=== What the task asks ===
Work out how many lines of the records contain "JSON". Answer with the number and nothing else.

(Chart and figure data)
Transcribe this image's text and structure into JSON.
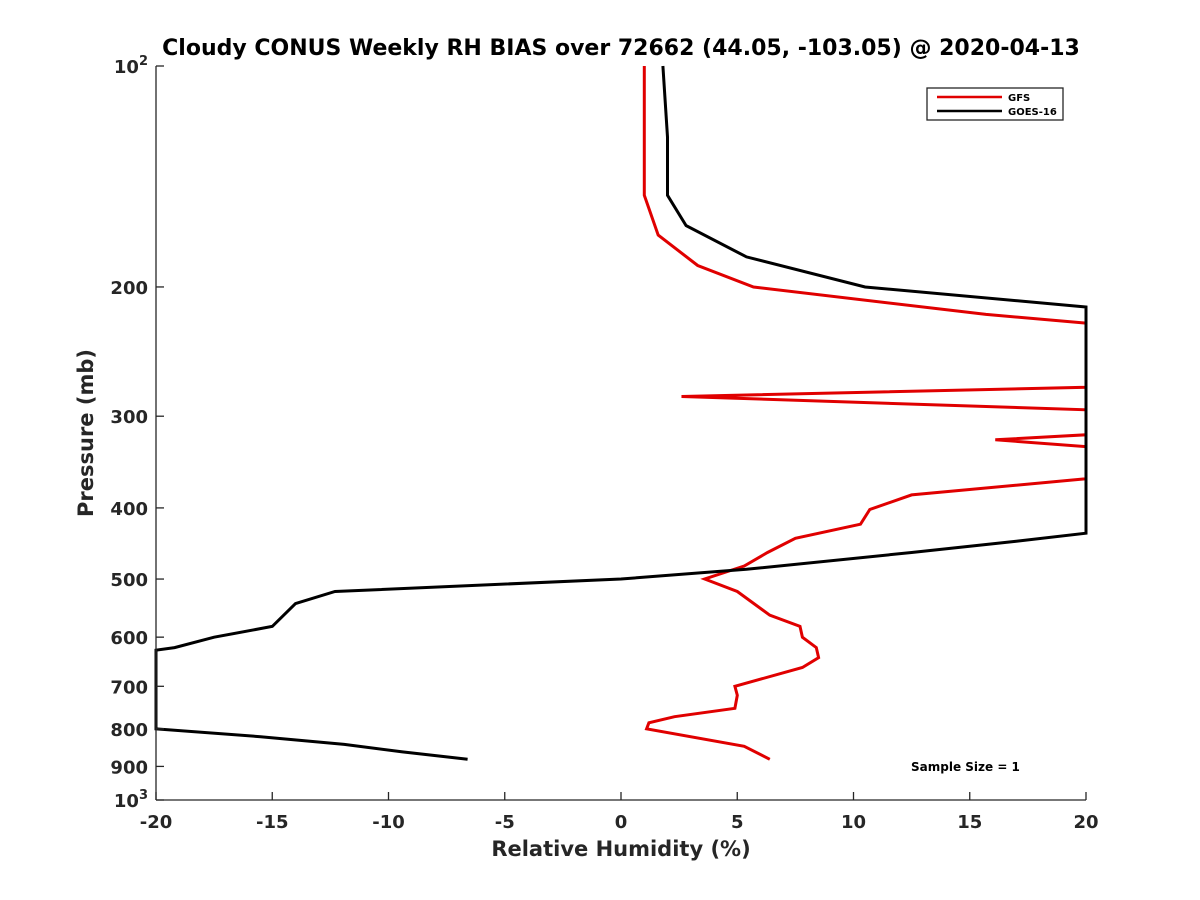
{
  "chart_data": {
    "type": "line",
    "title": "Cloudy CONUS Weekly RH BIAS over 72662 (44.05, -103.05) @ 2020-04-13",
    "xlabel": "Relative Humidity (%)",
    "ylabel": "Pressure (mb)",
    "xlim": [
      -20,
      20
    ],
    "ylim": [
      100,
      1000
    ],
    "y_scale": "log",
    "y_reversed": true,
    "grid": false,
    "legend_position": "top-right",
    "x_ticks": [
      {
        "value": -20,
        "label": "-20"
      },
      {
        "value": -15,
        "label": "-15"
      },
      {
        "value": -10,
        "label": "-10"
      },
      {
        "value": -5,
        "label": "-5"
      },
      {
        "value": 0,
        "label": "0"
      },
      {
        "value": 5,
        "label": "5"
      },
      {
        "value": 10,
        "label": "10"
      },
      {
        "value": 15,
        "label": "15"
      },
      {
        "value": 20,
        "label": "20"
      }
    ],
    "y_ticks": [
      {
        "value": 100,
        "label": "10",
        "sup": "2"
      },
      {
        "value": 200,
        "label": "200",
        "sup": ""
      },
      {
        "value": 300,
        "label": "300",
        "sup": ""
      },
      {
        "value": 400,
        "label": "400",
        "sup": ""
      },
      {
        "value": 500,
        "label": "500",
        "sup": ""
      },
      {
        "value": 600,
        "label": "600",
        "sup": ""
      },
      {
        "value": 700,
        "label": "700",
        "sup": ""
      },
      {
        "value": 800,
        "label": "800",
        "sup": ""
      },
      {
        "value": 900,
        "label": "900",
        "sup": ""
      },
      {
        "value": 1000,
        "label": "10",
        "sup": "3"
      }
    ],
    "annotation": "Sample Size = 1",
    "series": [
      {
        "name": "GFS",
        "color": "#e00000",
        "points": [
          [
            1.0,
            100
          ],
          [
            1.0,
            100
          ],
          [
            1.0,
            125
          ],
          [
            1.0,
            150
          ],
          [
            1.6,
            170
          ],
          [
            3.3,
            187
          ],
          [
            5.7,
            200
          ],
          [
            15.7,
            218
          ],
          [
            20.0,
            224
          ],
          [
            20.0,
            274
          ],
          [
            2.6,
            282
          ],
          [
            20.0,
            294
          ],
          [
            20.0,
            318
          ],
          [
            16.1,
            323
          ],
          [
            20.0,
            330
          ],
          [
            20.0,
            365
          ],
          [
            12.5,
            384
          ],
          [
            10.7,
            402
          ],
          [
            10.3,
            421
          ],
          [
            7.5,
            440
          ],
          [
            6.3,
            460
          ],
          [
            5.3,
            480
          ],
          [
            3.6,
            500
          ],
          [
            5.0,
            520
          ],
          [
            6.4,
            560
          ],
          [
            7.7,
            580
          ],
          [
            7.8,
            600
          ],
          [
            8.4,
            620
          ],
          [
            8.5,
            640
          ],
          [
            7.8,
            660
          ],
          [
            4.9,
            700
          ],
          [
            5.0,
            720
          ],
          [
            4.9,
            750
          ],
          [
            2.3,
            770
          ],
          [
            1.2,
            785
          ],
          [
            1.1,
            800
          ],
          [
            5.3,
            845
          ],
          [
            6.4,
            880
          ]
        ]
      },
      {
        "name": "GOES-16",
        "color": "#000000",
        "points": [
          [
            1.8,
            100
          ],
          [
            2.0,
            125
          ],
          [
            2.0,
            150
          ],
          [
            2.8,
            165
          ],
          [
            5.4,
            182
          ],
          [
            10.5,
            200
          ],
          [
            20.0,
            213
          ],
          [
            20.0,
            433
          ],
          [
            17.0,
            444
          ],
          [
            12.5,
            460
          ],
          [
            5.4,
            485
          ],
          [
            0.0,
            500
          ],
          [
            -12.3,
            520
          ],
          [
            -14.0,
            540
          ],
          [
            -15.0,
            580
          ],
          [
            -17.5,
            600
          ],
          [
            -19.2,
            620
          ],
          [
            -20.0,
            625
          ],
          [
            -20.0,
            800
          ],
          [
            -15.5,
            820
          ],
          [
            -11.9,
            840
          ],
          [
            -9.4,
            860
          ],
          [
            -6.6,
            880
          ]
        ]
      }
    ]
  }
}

---

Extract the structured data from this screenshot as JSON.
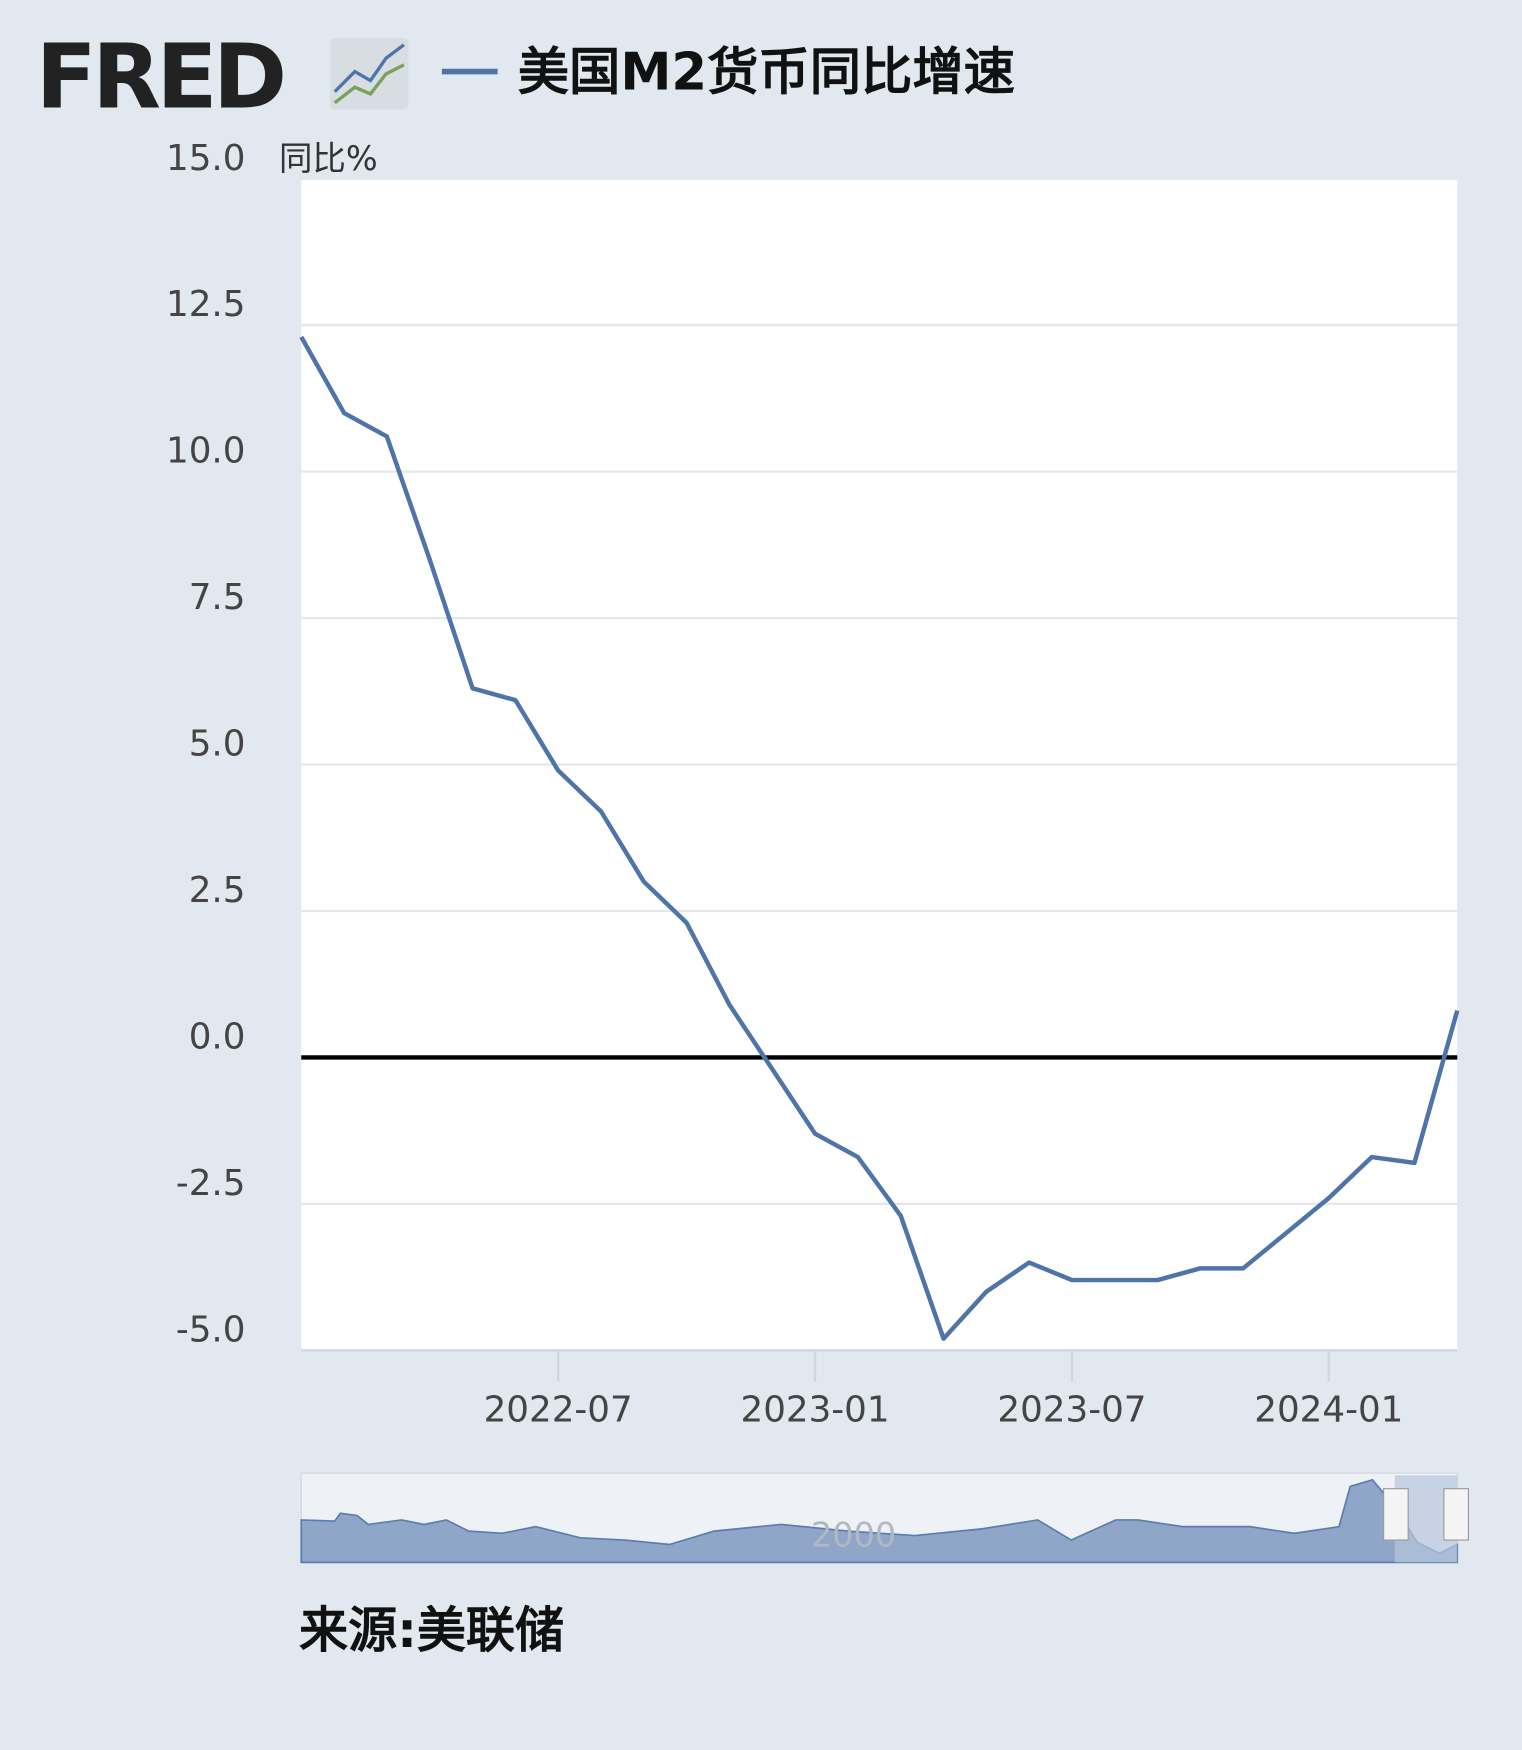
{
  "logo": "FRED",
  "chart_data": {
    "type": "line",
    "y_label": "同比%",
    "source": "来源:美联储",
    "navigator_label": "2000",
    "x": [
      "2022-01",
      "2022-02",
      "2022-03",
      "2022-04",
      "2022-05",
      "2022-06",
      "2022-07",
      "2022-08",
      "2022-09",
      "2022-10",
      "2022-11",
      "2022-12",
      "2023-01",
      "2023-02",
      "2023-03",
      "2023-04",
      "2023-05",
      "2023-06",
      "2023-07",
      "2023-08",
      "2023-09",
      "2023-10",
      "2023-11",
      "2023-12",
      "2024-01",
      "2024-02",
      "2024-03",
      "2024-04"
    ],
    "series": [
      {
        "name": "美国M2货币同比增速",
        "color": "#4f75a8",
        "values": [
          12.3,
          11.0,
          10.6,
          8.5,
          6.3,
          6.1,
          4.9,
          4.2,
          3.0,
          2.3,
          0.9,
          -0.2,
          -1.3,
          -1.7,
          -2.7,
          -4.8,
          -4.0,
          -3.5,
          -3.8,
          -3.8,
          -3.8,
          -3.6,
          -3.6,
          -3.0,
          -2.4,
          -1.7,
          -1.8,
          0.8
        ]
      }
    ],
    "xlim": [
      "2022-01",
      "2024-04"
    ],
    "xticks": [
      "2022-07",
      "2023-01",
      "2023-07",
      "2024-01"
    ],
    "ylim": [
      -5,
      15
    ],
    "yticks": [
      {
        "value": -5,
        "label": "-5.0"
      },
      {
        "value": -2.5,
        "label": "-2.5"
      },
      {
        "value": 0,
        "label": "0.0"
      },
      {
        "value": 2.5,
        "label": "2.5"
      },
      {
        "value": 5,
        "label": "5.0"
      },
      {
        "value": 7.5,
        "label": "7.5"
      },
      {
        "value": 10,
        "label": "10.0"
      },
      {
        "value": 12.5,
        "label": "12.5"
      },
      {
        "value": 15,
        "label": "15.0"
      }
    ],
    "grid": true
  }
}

=== The response ===
2